[Items from a data source]
--- START ---
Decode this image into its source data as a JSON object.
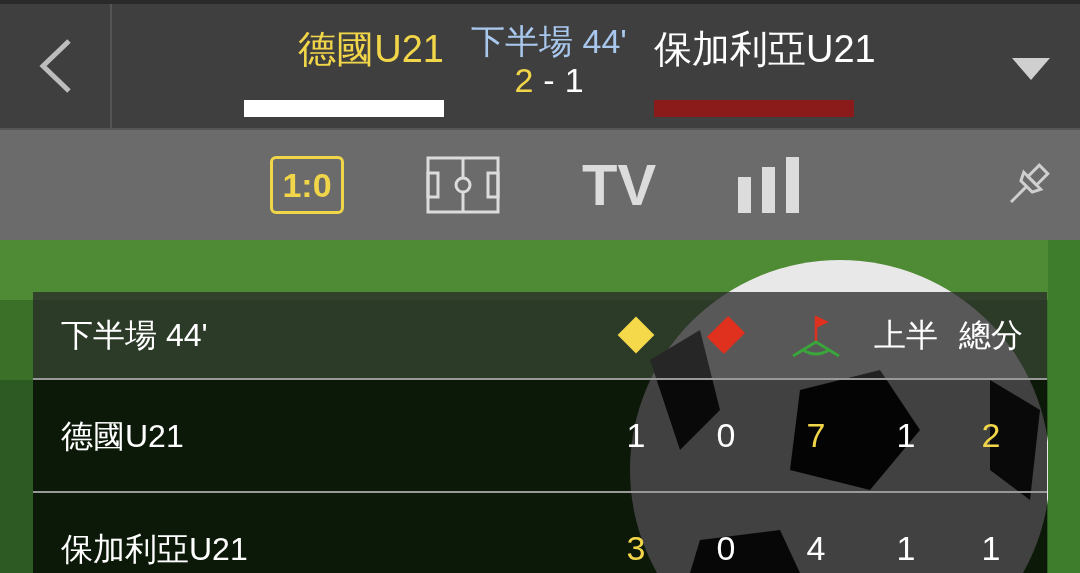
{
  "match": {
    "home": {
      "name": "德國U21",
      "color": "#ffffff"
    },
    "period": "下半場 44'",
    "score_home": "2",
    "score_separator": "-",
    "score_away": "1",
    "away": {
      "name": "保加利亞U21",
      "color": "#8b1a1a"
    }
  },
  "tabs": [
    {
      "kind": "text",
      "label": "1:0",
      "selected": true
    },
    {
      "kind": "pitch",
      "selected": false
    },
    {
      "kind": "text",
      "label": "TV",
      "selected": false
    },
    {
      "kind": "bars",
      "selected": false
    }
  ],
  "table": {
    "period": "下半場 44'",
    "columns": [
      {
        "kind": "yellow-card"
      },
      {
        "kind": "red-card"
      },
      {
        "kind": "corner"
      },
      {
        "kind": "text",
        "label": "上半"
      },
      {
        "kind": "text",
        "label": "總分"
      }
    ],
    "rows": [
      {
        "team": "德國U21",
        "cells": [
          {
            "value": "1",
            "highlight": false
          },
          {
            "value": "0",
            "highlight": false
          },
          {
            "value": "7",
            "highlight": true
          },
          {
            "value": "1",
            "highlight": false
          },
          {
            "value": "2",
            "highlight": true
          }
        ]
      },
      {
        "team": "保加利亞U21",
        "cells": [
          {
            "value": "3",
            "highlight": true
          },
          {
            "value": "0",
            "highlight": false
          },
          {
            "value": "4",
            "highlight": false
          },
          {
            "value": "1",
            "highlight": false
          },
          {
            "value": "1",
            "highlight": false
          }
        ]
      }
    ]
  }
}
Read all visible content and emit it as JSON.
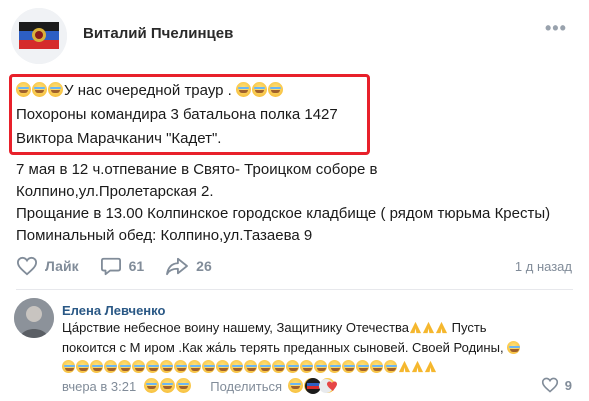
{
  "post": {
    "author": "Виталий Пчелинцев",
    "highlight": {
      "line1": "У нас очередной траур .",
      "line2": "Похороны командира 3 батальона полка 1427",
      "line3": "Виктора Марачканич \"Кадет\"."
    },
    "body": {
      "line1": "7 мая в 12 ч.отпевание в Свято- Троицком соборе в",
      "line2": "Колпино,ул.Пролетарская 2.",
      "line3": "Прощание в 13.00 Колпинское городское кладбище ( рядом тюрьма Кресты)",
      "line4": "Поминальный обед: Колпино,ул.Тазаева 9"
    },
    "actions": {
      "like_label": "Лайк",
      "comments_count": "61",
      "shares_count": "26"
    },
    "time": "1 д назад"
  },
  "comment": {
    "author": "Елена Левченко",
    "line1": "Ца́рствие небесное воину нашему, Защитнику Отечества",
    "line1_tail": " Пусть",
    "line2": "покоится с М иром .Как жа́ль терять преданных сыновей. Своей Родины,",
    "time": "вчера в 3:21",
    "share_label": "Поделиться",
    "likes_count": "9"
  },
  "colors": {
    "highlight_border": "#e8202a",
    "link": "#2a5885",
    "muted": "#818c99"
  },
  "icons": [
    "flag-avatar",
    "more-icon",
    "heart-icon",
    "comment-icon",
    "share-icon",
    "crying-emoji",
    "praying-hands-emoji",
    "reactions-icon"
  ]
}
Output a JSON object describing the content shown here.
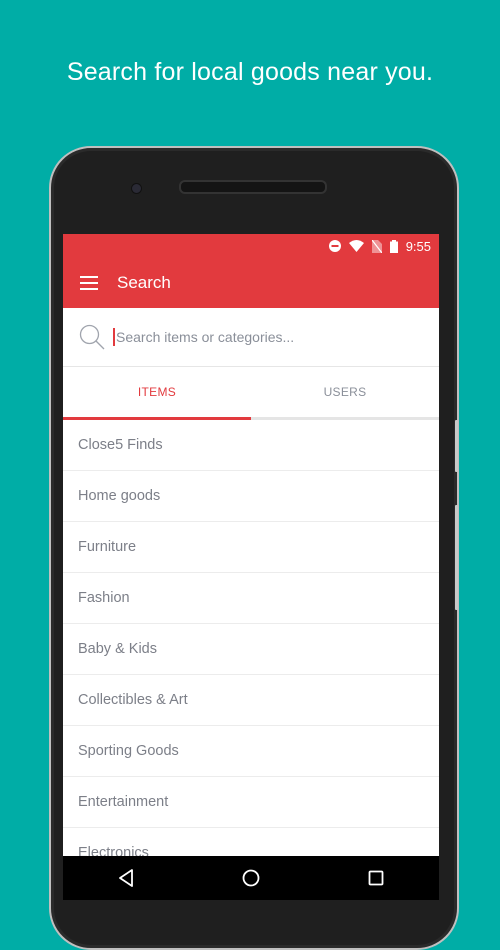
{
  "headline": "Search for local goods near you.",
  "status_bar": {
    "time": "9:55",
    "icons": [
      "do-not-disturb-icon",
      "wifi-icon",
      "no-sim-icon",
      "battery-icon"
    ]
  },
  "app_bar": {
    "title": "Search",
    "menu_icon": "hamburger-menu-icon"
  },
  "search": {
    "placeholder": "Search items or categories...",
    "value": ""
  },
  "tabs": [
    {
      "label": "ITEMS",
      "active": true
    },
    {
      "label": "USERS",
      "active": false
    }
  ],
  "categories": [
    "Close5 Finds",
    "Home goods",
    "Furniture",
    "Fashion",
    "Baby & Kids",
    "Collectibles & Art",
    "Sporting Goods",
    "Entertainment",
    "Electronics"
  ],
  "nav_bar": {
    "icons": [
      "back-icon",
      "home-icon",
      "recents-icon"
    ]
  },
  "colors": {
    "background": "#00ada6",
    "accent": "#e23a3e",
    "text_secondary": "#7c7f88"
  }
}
--- END ---
» Challenge: Repeat all the data as it stands, dropping any images it holds.

» Written response:
Decode this image into its source data as a JSON object.
{
  "match": {
    "home": {
      "name": "德國U21",
      "color": "#ffffff"
    },
    "period": "下半場 44'",
    "score_home": "2",
    "score_separator": "-",
    "score_away": "1",
    "away": {
      "name": "保加利亞U21",
      "color": "#8b1a1a"
    }
  },
  "tabs": [
    {
      "kind": "text",
      "label": "1:0",
      "selected": true
    },
    {
      "kind": "pitch",
      "selected": false
    },
    {
      "kind": "text",
      "label": "TV",
      "selected": false
    },
    {
      "kind": "bars",
      "selected": false
    }
  ],
  "table": {
    "period": "下半場 44'",
    "columns": [
      {
        "kind": "yellow-card"
      },
      {
        "kind": "red-card"
      },
      {
        "kind": "corner"
      },
      {
        "kind": "text",
        "label": "上半"
      },
      {
        "kind": "text",
        "label": "總分"
      }
    ],
    "rows": [
      {
        "team": "德國U21",
        "cells": [
          {
            "value": "1",
            "highlight": false
          },
          {
            "value": "0",
            "highlight": false
          },
          {
            "value": "7",
            "highlight": true
          },
          {
            "value": "1",
            "highlight": false
          },
          {
            "value": "2",
            "highlight": true
          }
        ]
      },
      {
        "team": "保加利亞U21",
        "cells": [
          {
            "value": "3",
            "highlight": true
          },
          {
            "value": "0",
            "highlight": false
          },
          {
            "value": "4",
            "highlight": false
          },
          {
            "value": "1",
            "highlight": false
          },
          {
            "value": "1",
            "highlight": false
          }
        ]
      }
    ]
  }
}
Read all visible content and emit it as JSON.
{
  "post": {
    "author": "Виталий Пчелинцев",
    "highlight": {
      "line1": "У нас очередной траур .",
      "line2": "Похороны командира 3 батальона полка 1427",
      "line3": "Виктора Марачканич \"Кадет\"."
    },
    "body": {
      "line1": "7 мая в 12 ч.отпевание в Свято- Троицком соборе в",
      "line2": "Колпино,ул.Пролетарская 2.",
      "line3": "Прощание в 13.00 Колпинское городское кладбище ( рядом тюрьма Кресты)",
      "line4": "Поминальный обед: Колпино,ул.Тазаева 9"
    },
    "actions": {
      "like_label": "Лайк",
      "comments_count": "61",
      "shares_count": "26"
    },
    "time": "1 д назад"
  },
  "comment": {
    "author": "Елена Левченко",
    "line1": "Ца́рствие небесное воину нашему, Защитнику Отечества",
    "line1_tail": " Пусть",
    "line2": "покоится с М иром .Как жа́ль терять преданных сыновей. Своей Родины,",
    "time": "вчера в 3:21",
    "share_label": "Поделиться",
    "likes_count": "9"
  },
  "colors": {
    "highlight_border": "#e8202a",
    "link": "#2a5885",
    "muted": "#818c99"
  },
  "icons": [
    "flag-avatar",
    "more-icon",
    "heart-icon",
    "comment-icon",
    "share-icon",
    "crying-emoji",
    "praying-hands-emoji",
    "reactions-icon"
  ]
}
Output a JSON object describing the content shown here.
{
  "headline": "Search for local goods near you.",
  "status_bar": {
    "time": "9:55",
    "icons": [
      "do-not-disturb-icon",
      "wifi-icon",
      "no-sim-icon",
      "battery-icon"
    ]
  },
  "app_bar": {
    "title": "Search",
    "menu_icon": "hamburger-menu-icon"
  },
  "search": {
    "placeholder": "Search items or categories...",
    "value": ""
  },
  "tabs": [
    {
      "label": "ITEMS",
      "active": true
    },
    {
      "label": "USERS",
      "active": false
    }
  ],
  "categories": [
    "Close5 Finds",
    "Home goods",
    "Furniture",
    "Fashion",
    "Baby & Kids",
    "Collectibles & Art",
    "Sporting Goods",
    "Entertainment",
    "Electronics"
  ],
  "nav_bar": {
    "icons": [
      "back-icon",
      "home-icon",
      "recents-icon"
    ]
  },
  "colors": {
    "background": "#00ada6",
    "accent": "#e23a3e",
    "text_secondary": "#7c7f88"
  }
}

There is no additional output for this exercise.